THE INPUT Start Marker

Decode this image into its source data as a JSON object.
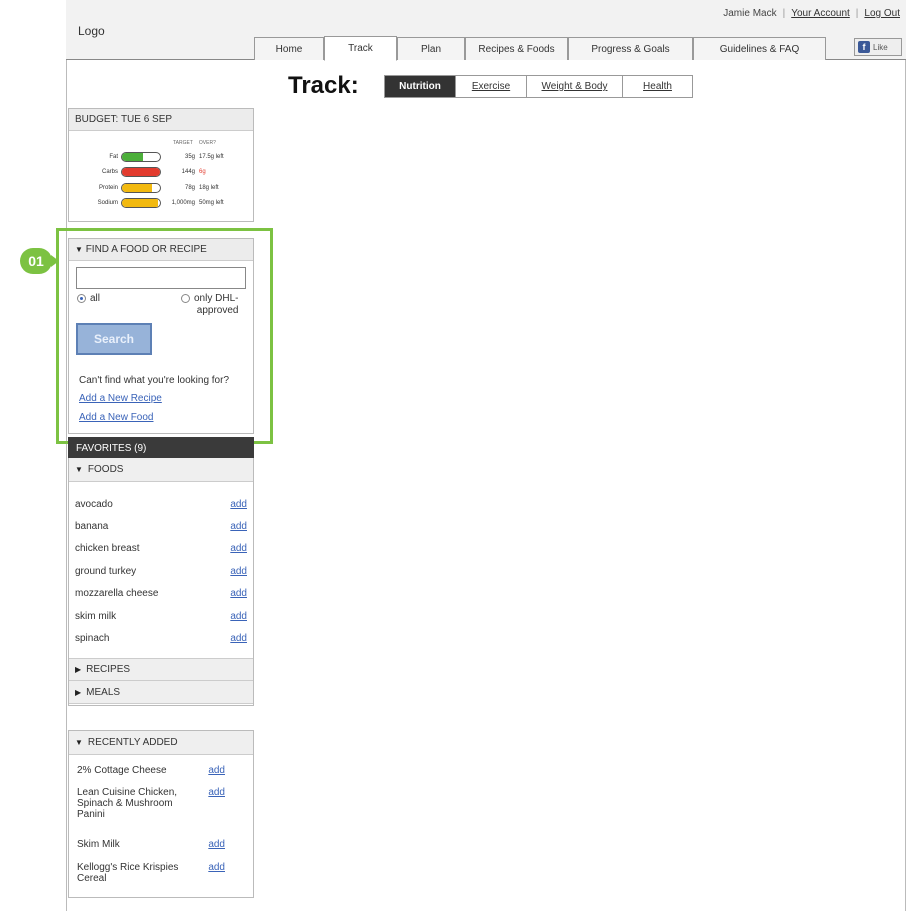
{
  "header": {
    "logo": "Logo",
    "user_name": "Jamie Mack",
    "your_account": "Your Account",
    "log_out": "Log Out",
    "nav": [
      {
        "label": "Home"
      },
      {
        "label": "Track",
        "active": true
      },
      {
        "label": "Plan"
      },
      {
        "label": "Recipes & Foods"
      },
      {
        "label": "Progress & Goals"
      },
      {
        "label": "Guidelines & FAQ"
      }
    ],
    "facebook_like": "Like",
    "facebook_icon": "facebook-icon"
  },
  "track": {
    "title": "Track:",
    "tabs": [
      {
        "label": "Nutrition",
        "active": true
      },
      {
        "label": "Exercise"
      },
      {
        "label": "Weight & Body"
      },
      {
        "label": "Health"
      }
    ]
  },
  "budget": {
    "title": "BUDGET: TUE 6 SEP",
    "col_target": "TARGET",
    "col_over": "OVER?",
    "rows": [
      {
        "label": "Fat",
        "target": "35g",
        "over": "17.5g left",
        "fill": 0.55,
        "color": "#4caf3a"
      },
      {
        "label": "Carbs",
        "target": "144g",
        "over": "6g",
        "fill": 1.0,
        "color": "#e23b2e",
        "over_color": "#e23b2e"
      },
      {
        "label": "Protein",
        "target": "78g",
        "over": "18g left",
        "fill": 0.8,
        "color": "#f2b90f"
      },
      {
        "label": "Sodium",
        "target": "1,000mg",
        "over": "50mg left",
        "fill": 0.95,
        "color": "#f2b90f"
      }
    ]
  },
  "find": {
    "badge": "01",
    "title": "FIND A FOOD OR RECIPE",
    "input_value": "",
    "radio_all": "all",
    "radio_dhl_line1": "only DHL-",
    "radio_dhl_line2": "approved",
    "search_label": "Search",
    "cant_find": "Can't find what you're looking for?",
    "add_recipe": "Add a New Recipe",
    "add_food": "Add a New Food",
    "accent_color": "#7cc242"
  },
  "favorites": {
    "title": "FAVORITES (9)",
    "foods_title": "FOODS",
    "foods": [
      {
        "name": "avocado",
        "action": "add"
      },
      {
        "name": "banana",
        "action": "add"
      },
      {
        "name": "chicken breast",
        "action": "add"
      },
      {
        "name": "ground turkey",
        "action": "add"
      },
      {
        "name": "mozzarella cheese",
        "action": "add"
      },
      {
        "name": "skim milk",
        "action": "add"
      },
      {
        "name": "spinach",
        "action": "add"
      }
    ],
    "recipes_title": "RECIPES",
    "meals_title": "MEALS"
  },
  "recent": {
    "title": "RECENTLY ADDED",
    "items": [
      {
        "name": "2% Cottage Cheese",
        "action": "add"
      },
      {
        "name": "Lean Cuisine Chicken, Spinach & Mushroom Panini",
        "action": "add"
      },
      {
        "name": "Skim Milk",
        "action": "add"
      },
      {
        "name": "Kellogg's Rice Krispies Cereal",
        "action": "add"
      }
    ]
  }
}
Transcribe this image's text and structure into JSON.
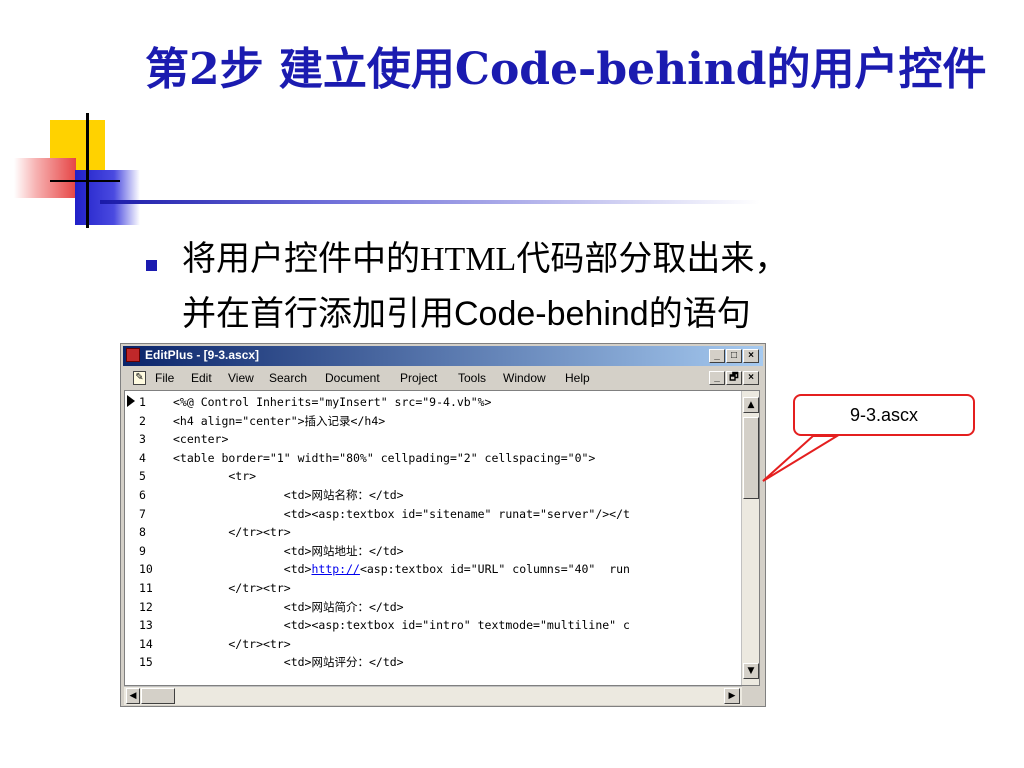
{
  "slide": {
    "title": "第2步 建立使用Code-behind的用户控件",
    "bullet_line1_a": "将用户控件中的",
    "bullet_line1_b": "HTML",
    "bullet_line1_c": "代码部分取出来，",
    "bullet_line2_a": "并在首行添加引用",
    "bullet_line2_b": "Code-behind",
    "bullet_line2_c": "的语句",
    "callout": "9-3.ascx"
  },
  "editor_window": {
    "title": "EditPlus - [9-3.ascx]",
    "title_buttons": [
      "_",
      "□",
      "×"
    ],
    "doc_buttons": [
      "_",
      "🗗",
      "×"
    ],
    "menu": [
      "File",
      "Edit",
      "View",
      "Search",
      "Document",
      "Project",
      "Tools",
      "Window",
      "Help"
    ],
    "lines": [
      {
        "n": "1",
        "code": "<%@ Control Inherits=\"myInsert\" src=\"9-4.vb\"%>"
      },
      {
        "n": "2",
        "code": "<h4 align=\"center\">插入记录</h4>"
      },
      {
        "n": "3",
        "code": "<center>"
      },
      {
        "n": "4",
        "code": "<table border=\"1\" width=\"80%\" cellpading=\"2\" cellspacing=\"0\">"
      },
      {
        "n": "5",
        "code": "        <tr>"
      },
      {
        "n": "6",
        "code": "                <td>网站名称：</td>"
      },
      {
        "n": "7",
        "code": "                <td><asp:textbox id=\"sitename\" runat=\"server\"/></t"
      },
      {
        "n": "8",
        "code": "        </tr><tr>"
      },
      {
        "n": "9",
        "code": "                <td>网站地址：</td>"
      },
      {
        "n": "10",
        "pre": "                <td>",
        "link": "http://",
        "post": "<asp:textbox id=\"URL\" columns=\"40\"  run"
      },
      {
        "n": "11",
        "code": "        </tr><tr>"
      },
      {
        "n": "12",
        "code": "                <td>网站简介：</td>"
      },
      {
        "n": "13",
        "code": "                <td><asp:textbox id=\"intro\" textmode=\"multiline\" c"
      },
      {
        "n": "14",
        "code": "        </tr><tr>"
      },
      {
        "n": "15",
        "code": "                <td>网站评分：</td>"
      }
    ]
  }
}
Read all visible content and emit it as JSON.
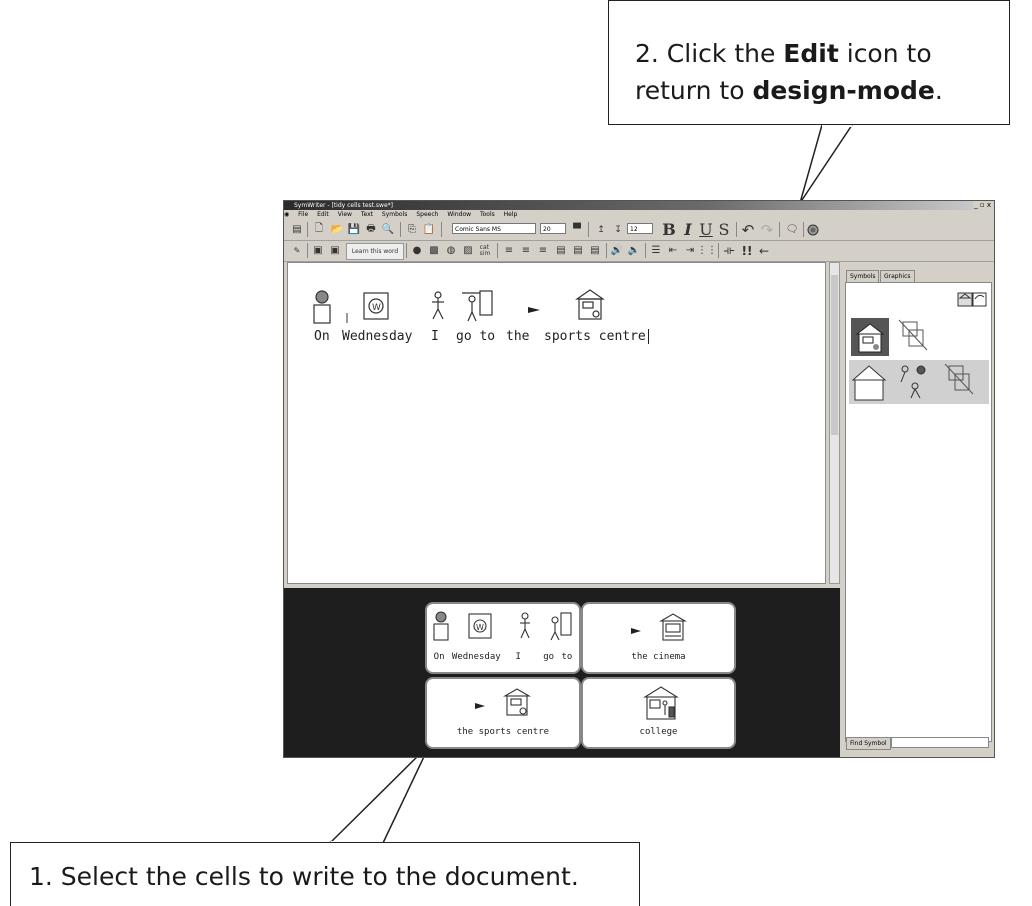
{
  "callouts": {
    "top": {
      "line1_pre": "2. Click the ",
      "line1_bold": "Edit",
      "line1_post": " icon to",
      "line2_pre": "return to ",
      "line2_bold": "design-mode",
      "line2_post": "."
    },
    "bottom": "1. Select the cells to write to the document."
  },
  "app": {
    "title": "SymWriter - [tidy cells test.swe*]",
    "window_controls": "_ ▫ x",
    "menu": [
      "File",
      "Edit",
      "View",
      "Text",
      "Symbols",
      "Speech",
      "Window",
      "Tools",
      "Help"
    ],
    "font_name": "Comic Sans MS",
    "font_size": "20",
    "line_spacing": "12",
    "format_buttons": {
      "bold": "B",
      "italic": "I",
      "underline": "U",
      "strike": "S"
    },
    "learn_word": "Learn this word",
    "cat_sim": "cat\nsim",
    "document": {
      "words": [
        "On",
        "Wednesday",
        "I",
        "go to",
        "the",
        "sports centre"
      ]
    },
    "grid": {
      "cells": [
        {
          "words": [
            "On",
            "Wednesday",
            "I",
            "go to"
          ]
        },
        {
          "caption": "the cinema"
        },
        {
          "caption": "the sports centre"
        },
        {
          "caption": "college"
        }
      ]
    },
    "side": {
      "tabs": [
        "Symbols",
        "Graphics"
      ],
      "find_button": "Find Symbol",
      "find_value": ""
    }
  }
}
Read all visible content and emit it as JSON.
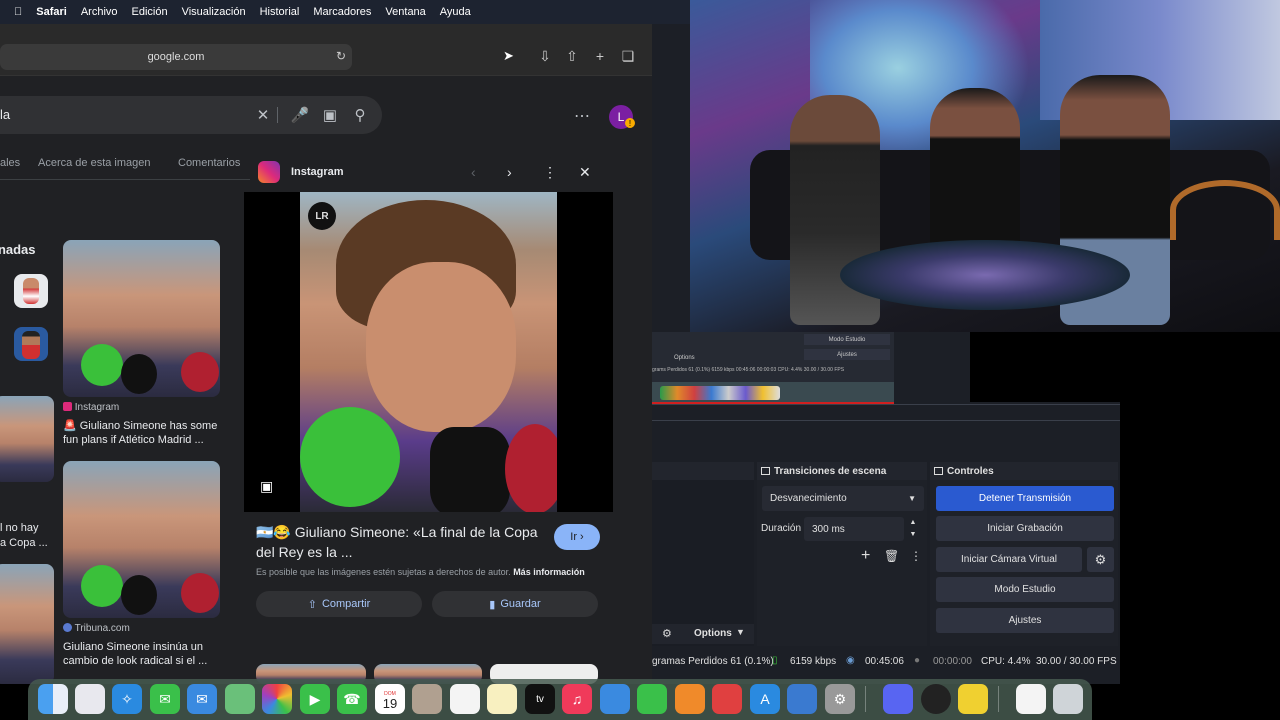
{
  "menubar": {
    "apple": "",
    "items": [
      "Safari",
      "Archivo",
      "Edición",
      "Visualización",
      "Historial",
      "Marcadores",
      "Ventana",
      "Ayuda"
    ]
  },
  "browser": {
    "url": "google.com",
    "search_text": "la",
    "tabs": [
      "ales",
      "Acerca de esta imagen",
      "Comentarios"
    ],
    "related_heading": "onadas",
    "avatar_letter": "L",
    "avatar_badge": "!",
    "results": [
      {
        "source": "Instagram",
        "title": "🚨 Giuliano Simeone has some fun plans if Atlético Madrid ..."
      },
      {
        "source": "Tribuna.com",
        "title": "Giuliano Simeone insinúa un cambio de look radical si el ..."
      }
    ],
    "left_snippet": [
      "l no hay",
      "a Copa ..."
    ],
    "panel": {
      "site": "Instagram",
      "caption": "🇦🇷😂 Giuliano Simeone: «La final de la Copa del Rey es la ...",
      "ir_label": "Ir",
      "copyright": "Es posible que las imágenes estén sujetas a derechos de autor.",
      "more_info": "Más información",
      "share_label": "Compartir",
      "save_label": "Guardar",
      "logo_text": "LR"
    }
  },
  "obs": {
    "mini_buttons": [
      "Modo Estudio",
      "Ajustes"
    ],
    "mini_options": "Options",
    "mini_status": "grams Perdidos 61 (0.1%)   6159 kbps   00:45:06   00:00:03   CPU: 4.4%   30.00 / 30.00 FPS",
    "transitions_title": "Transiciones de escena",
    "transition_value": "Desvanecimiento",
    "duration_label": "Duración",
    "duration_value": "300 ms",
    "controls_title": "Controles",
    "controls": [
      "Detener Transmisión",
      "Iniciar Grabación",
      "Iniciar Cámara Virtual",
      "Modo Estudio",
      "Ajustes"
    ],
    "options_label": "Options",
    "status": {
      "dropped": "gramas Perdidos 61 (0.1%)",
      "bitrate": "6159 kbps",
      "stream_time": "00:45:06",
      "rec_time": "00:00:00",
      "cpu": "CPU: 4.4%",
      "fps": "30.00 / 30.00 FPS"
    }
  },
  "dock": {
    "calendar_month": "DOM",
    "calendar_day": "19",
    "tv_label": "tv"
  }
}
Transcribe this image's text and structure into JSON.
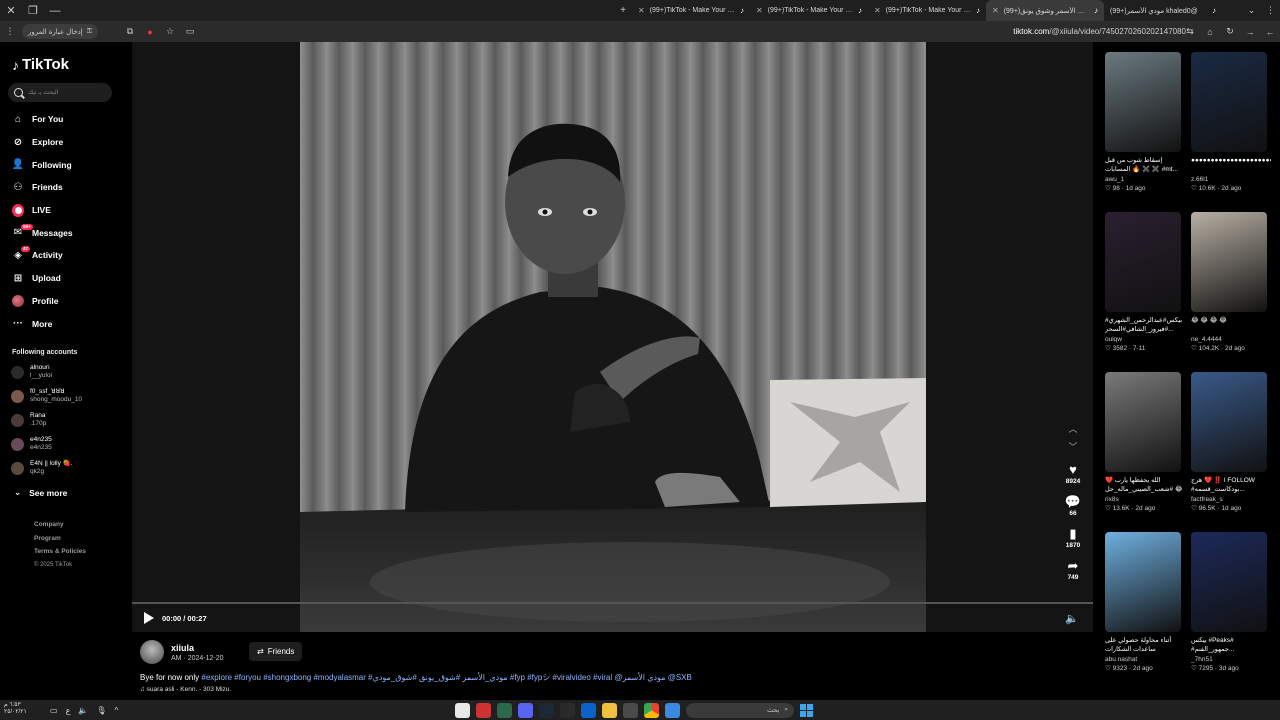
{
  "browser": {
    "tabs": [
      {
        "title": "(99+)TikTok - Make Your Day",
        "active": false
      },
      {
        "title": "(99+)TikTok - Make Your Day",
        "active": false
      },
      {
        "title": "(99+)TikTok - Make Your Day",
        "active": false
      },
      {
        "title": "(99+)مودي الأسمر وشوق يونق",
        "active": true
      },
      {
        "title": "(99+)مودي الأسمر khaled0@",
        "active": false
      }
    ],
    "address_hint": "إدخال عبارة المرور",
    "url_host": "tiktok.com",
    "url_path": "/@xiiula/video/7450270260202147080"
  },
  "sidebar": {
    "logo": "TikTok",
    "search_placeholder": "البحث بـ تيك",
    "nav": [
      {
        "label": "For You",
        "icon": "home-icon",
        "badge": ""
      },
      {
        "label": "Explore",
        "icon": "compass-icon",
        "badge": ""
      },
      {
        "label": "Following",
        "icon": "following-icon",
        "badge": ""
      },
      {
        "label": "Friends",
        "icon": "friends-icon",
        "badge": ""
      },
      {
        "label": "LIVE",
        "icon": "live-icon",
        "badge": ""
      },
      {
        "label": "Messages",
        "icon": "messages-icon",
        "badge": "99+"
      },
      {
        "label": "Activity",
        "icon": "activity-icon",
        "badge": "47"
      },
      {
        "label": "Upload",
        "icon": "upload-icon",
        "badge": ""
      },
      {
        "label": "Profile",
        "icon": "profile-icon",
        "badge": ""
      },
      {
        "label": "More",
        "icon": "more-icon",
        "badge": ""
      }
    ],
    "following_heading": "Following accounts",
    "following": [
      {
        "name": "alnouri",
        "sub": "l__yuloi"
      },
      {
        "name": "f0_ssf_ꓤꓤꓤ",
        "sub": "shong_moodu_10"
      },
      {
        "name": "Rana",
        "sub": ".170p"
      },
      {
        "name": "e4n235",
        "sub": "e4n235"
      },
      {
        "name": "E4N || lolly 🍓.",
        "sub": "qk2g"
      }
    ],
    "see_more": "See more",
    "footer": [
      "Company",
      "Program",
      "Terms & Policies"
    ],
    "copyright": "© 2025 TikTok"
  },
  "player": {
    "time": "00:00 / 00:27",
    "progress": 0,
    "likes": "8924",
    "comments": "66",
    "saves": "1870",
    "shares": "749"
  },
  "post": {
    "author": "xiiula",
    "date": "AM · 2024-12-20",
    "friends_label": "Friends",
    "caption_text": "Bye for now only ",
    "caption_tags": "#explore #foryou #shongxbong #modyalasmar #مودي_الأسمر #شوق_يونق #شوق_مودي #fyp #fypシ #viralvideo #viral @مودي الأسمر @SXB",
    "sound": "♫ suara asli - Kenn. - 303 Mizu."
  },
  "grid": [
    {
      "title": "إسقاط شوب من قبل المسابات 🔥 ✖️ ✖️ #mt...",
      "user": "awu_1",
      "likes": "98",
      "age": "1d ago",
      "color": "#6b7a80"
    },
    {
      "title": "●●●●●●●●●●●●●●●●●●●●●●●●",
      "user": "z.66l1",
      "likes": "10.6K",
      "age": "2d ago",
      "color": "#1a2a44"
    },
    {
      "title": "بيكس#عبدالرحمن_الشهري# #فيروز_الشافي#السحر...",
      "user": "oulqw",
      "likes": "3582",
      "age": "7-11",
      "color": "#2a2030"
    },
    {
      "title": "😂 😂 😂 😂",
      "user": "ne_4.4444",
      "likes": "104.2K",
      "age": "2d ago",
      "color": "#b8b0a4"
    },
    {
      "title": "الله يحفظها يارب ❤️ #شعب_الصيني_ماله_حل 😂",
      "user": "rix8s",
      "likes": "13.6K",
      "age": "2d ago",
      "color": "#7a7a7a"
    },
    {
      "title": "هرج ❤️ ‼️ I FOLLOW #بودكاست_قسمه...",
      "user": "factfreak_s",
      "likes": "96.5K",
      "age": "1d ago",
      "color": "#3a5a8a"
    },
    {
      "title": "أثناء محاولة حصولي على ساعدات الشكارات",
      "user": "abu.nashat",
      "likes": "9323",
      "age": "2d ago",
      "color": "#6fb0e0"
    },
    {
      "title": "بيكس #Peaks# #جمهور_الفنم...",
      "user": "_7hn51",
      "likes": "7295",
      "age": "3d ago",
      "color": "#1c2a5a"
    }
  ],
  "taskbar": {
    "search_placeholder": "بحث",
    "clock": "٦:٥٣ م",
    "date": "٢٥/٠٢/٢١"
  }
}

THE INPUT End Marker

Copy out each line of the records above that includes "sports".

- _WRITTEN SOLUTION_:
        "sports centre"
          "caption": "the sports centre"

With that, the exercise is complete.